Only the pictures stay out; every record is to be quoted exactly.

◆ ◆ ◆ ◆ ◆

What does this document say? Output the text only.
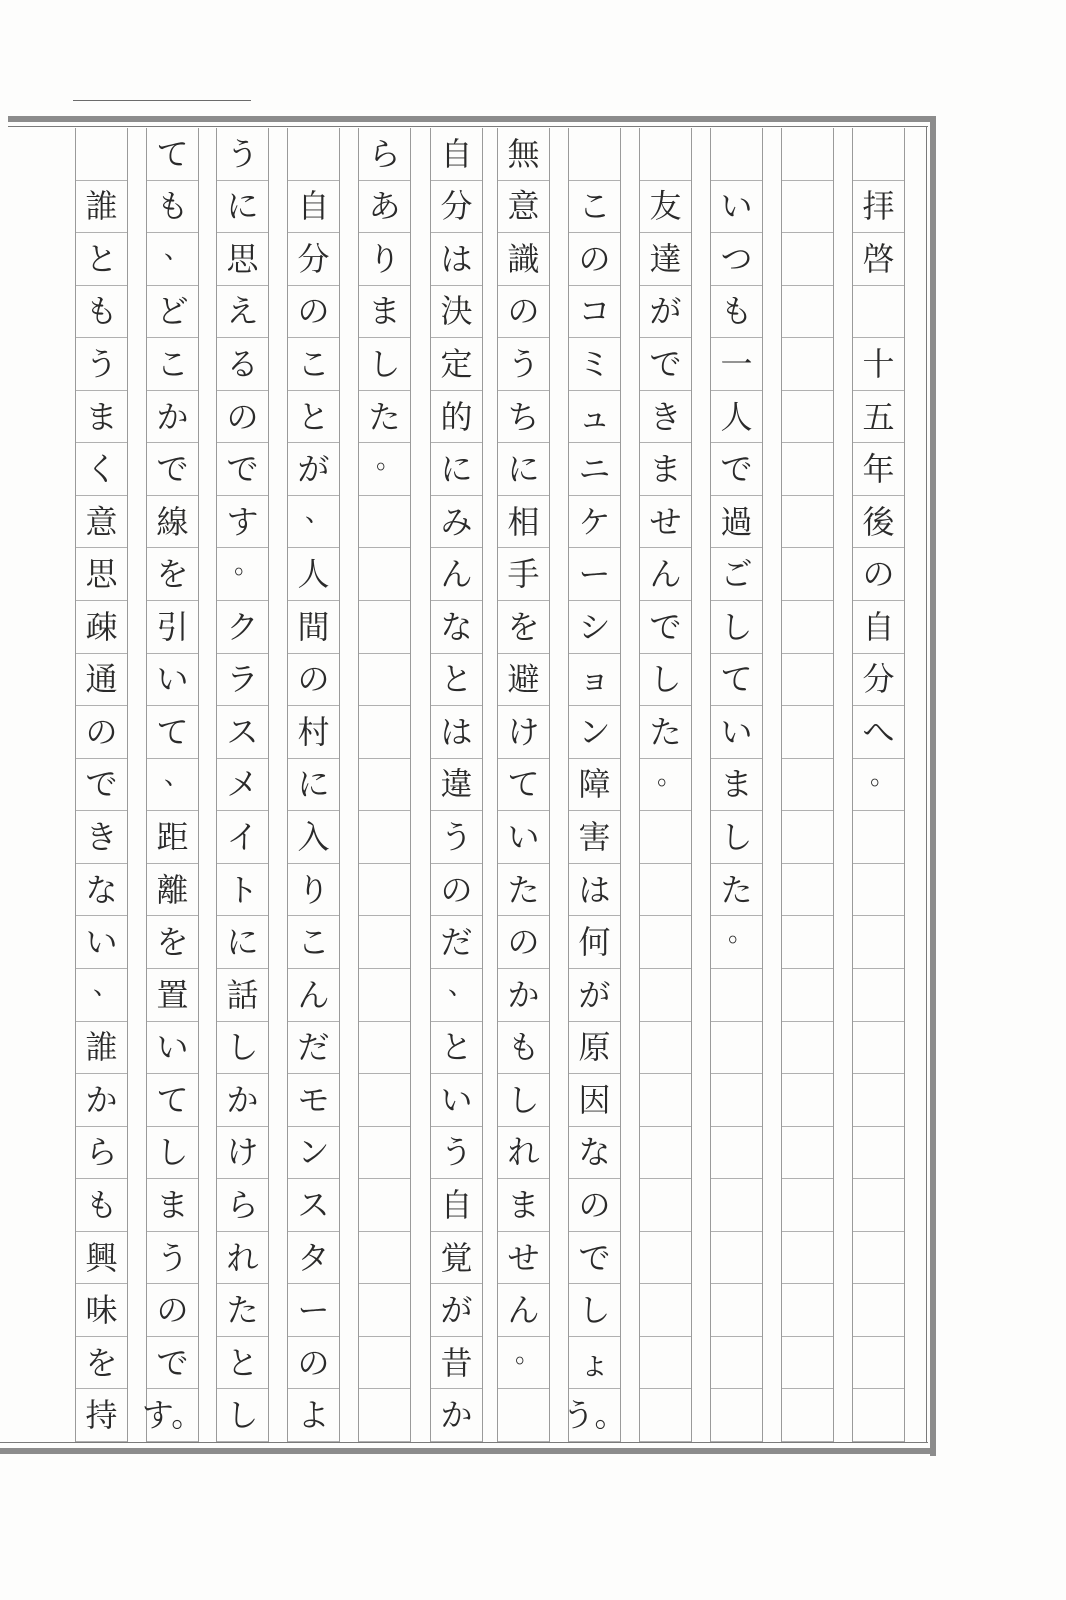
拝
啓
十
五
年
後
の
自
分
へ
。
い
つ
も
一
人
で
過
ご
し
て
い
ま
し
た
。
友
達
が
で
き
ま
せ
ん
で
し
た
。
こ
の
コ
ミ
ュ
ニ
ケ
ー
シ
ョ
ン
障
害
は
何
が
原
因
な
の
で
し
ょ
う。
無
意
識
の
う
ち
に
相
手
を
避
け
て
い
た
の
か
も
し
れ
ま
せ
ん
。
自
分
は
決
定
的
に
み
ん
な
と
は
違
う
の
だ
、
と
い
う
自
覚
が
昔
か
ら
あ
り
ま
し
た
。
自
分
の
こ
と
が
、
人
間
の
村
に
入
り
こ
ん
だ
モ
ン
ス
タ
ー
の
よ
う
に
思
え
る
の
で
す
。
ク
ラ
ス
メ
イ
ト
に
話
し
か
け
ら
れ
た
と
し
て
も
、
ど
こ
か
で
線
を
引
い
て
、
距
離
を
置
い
て
し
ま
う
の
で
す。
誰
と
も
う
ま
く
意
思
疎
通
の
で
き
な
い
、
誰
か
ら
も
興
味
を
持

◆ ◆ ◆ ◆ ◆

Task answer:
What does this document say? Output the text only.
拝
啓
十
五
年
後
の
自
分
へ
。
い
つ
も
一
人
で
過
ご
し
て
い
ま
し
た
。
友
達
が
で
き
ま
せ
ん
で
し
た
。
こ
の
コ
ミ
ュ
ニ
ケ
ー
シ
ョ
ン
障
害
は
何
が
原
因
な
の
で
し
ょ
う。
無
意
識
の
う
ち
に
相
手
を
避
け
て
い
た
の
か
も
し
れ
ま
せ
ん
。
自
分
は
決
定
的
に
み
ん
な
と
は
違
う
の
だ
、
と
い
う
自
覚
が
昔
か
ら
あ
り
ま
し
た
。
自
分
の
こ
と
が
、
人
間
の
村
に
入
り
こ
ん
だ
モ
ン
ス
タ
ー
の
よ
う
に
思
え
る
の
で
す
。
ク
ラ
ス
メ
イ
ト
に
話
し
か
け
ら
れ
た
と
し
て
も
、
ど
こ
か
で
線
を
引
い
て
、
距
離
を
置
い
て
し
ま
う
の
で
す。
誰
と
も
う
ま
く
意
思
疎
通
の
で
き
な
い
、
誰
か
ら
も
興
味
を
持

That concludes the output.